* Exercise prompt *
Search the records for "name". Copy every line where it appears.

** BEGIN Dataset records **

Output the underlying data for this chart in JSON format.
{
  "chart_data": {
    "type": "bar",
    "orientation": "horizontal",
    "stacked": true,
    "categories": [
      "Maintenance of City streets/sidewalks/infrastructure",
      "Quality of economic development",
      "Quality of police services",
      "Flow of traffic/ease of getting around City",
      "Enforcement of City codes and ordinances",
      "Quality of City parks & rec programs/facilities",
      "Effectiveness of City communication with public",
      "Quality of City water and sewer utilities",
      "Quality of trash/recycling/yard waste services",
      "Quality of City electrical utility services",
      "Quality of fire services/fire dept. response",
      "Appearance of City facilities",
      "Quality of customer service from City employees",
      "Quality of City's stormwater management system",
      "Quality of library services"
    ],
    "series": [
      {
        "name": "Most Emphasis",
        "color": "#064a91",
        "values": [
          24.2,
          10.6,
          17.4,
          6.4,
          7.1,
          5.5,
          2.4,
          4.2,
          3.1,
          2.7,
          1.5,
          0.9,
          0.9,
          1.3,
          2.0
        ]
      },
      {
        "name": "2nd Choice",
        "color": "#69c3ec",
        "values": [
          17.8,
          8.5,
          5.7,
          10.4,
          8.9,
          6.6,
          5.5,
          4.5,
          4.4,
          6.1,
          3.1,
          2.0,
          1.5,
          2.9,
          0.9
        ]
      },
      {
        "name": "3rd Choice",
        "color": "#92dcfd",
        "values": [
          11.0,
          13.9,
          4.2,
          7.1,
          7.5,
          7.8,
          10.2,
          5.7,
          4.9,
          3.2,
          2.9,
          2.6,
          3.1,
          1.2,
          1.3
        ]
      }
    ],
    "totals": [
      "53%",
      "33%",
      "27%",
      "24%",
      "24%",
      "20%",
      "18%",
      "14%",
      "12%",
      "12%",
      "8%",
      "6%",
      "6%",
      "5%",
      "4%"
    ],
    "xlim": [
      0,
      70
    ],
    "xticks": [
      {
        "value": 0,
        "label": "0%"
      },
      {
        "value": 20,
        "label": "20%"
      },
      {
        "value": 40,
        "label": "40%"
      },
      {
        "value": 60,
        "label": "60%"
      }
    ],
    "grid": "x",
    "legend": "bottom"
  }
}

** END Dataset records **

* Result *
        "name": "Most Emphasis",
        "name": "2nd Choice",
        "name": "3rd Choice",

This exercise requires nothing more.